• _TÂCHES À RÉALISER_:
- a) D'après l'article sur MTN Cameroun et la BEAC, de quelle banque MTN est-il le partenaire technique ?
- b) Donnez la suite de l'article sur MTN Cameroun et la BEAC, en reprenant après sa dernière phrase.

• _EXTRAIT FOURNI_:
>>>>
MTN Cameroun sort de son silence pour apporter des précisions concernant la décision de la BEAC (Banque des États de l’Afrique Centrale) d’interdire aux opérateurs de téléphonie mobile, de faire des transactions financières hors de la zone CEMAC.

S’exprimant le 6 juillet dernier, seulement quelques jours après la décision de la BEAC (mesure prise le 19 juin dernier), les responsables de MTN Cameroun indiquent que la BEAC ne s’adresse pas personnellement à MTN, mais à l’ensemble des banques de la zone Cemac.

« MTN n’émet pas du cash. Nous ne sommes pas émettrice de monnaie, parce que nous ne sommes pas une banque. Mais nous sommes les partenaires techniques d’une banque qu’on appelle Afriland First Bank. Et donc, lorsque le gouverneur de la Beac a écrit le 19 juin, il a pris une mesure conservatoire à l’endroit des banques de la sous-région qui ont, elles, un agrément en tant qu’établissement », a précisé Caroline Ekwalla, en charge de la conformité à MTN.

Pour Mme Ekwalla, la Beac mènera ses investigations mais se rendra compte que les sociétés de téléphonie mobile comme MTN agissent en toute légalité. « On s’est associés au plan international avec WorldRemit qui nous aide à faire les transferts à partir des pays en Occident. Ça signifie que les capitaux entrent et ne sortent pas, contrairement à la rumeur selon laquelle nous favorisons l’évasion des capitaux », a-t-elle rapporté.
<<<<
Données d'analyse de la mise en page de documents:
>>>>
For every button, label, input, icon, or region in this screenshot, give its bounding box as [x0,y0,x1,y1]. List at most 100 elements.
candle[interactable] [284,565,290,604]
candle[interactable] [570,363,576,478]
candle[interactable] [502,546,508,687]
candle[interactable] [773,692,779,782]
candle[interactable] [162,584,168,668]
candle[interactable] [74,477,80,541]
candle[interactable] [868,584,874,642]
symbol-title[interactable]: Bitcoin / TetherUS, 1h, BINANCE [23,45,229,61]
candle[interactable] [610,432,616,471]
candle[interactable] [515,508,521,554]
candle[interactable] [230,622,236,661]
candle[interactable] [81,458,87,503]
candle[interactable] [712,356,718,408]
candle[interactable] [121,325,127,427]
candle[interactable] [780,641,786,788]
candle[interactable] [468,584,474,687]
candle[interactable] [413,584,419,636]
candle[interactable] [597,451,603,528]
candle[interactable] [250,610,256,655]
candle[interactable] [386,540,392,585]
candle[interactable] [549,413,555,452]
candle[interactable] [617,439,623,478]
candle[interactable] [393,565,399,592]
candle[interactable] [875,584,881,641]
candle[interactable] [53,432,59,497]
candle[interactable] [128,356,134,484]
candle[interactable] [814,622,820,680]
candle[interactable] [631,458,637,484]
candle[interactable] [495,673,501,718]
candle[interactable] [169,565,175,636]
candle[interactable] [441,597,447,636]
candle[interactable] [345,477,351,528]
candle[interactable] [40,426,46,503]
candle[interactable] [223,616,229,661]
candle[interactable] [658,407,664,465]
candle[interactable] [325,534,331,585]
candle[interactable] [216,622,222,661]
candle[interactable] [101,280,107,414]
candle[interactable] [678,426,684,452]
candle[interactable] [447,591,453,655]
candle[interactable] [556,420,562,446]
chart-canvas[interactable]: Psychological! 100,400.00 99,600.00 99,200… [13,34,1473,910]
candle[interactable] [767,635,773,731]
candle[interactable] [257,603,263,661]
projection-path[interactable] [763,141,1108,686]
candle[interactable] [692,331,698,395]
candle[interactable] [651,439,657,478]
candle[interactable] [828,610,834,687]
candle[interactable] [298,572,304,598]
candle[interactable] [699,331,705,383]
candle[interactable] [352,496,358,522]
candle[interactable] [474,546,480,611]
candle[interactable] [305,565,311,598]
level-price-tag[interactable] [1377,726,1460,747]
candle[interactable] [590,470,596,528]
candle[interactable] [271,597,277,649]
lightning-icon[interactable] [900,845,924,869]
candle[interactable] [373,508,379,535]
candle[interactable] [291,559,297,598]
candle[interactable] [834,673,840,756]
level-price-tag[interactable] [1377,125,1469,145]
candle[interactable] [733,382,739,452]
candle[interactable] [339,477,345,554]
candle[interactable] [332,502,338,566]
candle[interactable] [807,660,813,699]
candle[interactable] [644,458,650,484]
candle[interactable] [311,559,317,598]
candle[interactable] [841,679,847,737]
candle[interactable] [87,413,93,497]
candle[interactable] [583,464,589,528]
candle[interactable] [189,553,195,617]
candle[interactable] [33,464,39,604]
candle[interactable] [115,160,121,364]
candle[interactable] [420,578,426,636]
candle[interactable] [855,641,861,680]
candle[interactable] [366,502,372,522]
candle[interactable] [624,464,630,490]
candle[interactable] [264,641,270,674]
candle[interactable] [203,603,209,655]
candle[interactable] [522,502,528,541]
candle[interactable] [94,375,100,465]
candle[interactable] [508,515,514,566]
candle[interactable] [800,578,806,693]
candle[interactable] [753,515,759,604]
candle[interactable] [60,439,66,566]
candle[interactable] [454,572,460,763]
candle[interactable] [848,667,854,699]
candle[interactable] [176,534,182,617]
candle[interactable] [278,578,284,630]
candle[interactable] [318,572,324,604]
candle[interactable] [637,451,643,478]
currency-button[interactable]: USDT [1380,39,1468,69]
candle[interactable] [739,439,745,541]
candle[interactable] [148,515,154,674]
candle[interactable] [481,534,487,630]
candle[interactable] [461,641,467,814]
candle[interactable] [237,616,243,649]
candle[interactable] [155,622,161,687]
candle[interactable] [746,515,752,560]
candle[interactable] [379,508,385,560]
<<<<
• _RÉSULTATS_:
- a) Afriland First Bank.

- b)
Dans une correspondance datée du 19 juin 2017, Abbas Mahamat Tolli, gouverneur de la Banque, avait invité les dirigeants des banques en activité dans la zone CEMAC à «cesser toute opération de transfert de fonds à l’international dans le cadre des activités de monnaie électronique, par le canal de (leurs) partenaires techniques».

En fait au Cameroun, cette mesure vise directement MTN dont le partenaire bancaire sur le produit Mobile Money est la banque camerounaise Afriland First Bank. Ainsi, MTN permet à ses abonnés à ce service, d’effectuer des transferts d’argent vers 25 pays africains.